— Begin MATERIAL SHOWN —

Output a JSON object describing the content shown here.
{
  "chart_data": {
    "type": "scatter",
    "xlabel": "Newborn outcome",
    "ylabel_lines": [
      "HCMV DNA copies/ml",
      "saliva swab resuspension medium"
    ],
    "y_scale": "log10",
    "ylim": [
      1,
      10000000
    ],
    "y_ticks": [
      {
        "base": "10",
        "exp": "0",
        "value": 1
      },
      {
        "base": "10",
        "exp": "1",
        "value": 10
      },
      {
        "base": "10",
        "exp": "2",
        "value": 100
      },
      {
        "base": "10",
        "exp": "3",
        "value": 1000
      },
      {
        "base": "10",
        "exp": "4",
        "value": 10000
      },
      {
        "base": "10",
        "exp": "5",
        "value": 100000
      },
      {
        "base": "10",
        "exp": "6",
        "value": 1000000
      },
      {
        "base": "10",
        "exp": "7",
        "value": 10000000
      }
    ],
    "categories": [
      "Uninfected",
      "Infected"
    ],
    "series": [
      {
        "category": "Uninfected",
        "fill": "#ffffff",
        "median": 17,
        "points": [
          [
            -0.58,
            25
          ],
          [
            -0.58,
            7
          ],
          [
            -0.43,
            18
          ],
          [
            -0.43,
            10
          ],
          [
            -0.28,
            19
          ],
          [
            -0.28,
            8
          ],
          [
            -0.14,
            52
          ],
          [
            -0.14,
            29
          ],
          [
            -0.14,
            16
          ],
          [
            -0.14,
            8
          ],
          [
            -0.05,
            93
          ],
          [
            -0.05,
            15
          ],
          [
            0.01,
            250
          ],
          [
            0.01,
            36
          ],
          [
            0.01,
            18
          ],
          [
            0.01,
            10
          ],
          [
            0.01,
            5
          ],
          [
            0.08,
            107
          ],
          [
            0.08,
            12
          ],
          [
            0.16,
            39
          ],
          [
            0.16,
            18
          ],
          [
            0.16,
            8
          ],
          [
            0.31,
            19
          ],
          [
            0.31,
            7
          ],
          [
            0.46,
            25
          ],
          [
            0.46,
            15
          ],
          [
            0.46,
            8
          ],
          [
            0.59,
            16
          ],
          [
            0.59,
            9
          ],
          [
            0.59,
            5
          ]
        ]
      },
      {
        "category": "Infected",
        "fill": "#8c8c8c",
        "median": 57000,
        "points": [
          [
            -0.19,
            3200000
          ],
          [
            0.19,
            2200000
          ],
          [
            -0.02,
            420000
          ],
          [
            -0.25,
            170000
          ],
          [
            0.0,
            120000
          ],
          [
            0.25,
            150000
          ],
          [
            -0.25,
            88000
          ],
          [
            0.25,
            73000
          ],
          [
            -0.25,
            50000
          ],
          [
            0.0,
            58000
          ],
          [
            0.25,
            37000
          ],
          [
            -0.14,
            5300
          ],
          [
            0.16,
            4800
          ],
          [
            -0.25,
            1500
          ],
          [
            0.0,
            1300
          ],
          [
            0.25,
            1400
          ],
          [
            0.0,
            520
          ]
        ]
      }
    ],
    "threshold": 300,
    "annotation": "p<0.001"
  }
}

— End MATERIAL SHOWN —

WHAT THIS TASK INVOLVES. From the listing above, copy every line that includes the word "category".

SOLUTION TO THIS EXERCISE.
        "category": "Uninfected",
        "category": "Infected",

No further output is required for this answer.